══ EXTRACTED TEXT
Table 1. Details of the delayed-time altimeter sea level products and their accesses in the Copernicus catalogs.

Building Ready to Use Altimeter Sea Level Products

In the following, we present the main processing steps required to ensure the high quality of the altimeter sea level products distributed to the users and especially the ones that contribute to the MSL stability.

Sea Surface Heights Computation

On the one hand, the raw sea level estimates are derived from the difference between the satellite altitude and the radar altimeter range. The former is derived from the Precise Orbit Determination (POD) which provides the altitude of the satellite above the reference ellipsoïd. The accuracy of this orbit determination directly affects the sea level estimates. The consolidated POD is made available in delayed-time for the different missions within 90 days in the geophysical data records. The multi-technique solution based on GPS, laser and DORIS techniques contribute to the accuracy of the satellite positioning and of the associated individual sea level estimates, which reaches about 1.5 cm (Escudier et al., 2017). However, at a decadal time scale, the POD errors remain one of the main contributors to the sea-level rise uncertainty at the global scale (e.g., Couhert et al., 2018; Ablain et al., 2019) and at the regional scale (Prandi et al., 2021).

On the second hand, the sea level estimates rely on the L2 ocean retracking of the radar altimeter waveforms, which provides the altimeter range (at the origin of the raw sea surface height), and other altimeter parameters such as the Sigma-0 roughness coefficient and Significant Wave Heights (Chelton et al., 2001). A stable retracking algorithm thus contributes to the stability of the mean sea level. The MLE4 retracking algorithm is the solution used in the Geophysical Data Records distributed to the users for each altimeter mission (Amarouche et al., 2004). The evolution of the instrumental characteristics (given by the mean of its Point Target Response, PTR) is continuously monitored and static Lookup Tables are used to correct range estimates from the differences between a true instrument PTR and the Gaussian approximation. The drift of the PTR (Internal Path Delay) is thus accounted for to produce the estimates of the range. However, the asymmetry of the PTR is not considered in the MLE4-based range nor the temporal evolution of this asymmetry. Note that recent work has led to the development of a numerical adaptive retracking solution for which the actual PTR is numerically introduced in the algorithm (Thibaut et al., 2020, 2021). With this solution, all drifts or instabilities of the PTR are thus « natively » accounted for (without any approximation), which further improves the mean sea level stability. The adaptive retracking is currently distributed in the Geophysical Data Records of the Jason-3 mission. Note that the impact of the retracking on the sea level uncertainties is relatively reduced and this source of error has not been specifically identified in the existing error budgets.
════
══ DATASET SECTION
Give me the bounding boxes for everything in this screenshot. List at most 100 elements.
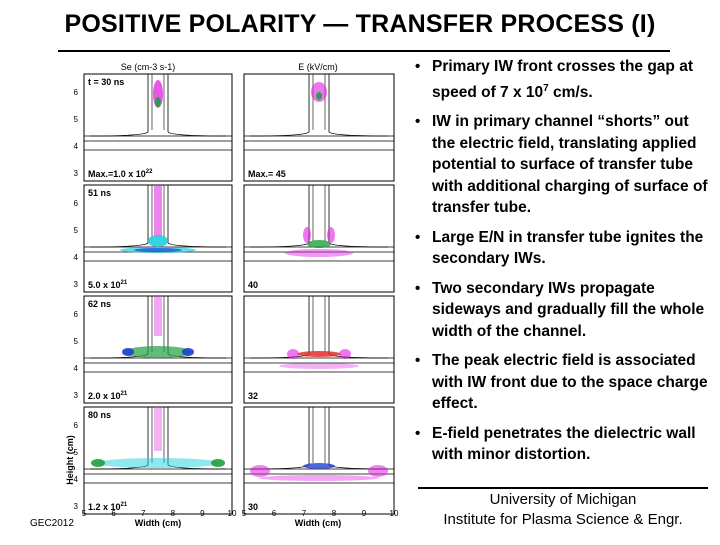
════
» INSTRUCTION
According to the passage on altimeter sea level products, within how many days is the consolidated POD made available in delayed-time? Answer from the text only, not from the data.

» PROBLEM SOLUTION
Within 90 days, in the geophysical data records.